Exercise details
Wherever the word "style" turns up in a line of the entries, copy that line.

===============

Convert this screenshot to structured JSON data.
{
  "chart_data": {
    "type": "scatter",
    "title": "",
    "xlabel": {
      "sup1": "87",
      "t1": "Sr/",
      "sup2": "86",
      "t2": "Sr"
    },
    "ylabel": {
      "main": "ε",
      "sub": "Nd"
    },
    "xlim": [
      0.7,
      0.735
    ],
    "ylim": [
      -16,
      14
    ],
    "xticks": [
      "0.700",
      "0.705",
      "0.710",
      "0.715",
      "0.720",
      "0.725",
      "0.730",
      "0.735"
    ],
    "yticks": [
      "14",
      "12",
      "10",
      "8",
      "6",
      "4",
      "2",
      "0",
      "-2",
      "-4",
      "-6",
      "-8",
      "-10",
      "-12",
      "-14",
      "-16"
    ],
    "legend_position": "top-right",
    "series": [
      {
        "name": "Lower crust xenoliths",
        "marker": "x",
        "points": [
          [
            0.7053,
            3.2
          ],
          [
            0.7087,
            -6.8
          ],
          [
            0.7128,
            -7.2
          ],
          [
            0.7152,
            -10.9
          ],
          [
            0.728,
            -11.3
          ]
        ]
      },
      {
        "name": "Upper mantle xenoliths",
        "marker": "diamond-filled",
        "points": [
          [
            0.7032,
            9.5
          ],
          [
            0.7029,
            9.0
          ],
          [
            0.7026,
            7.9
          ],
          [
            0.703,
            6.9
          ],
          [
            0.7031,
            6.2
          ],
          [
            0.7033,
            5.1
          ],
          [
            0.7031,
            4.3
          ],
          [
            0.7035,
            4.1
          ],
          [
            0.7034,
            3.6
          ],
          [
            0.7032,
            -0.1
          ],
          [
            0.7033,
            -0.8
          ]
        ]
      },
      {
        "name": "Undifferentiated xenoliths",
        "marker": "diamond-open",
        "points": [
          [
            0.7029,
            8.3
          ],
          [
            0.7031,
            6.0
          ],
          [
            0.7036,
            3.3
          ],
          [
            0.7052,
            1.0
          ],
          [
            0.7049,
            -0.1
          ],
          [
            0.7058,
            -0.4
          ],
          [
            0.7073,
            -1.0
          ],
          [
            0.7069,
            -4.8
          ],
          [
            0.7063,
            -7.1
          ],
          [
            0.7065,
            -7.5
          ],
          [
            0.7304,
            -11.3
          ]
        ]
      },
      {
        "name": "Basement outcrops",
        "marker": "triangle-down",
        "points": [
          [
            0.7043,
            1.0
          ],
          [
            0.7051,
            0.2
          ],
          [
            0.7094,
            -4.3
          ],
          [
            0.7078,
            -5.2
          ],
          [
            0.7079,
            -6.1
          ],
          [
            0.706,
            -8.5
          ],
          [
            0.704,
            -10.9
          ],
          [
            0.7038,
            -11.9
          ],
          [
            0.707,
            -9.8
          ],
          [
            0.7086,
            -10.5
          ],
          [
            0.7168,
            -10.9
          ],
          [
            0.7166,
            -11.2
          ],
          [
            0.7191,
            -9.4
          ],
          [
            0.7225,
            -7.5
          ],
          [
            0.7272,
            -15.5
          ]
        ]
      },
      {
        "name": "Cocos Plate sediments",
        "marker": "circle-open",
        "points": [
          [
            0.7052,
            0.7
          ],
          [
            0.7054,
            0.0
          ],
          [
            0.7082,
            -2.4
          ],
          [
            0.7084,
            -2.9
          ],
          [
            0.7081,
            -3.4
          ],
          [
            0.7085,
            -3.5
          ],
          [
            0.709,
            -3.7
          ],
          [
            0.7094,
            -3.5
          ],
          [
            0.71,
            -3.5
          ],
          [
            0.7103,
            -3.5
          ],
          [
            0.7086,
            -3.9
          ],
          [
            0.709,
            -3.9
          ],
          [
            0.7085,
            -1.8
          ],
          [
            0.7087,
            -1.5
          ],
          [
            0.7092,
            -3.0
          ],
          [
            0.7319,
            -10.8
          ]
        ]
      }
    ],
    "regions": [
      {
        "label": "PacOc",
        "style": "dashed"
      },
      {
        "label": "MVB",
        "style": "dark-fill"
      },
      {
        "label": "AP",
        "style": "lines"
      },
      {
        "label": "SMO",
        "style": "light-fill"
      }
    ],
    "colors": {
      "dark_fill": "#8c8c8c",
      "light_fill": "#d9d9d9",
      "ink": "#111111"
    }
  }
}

===============

Exercise result
        "style": "dashed"
        "style": "dark-fill"
        "style": "lines"
        "style": "light-fill"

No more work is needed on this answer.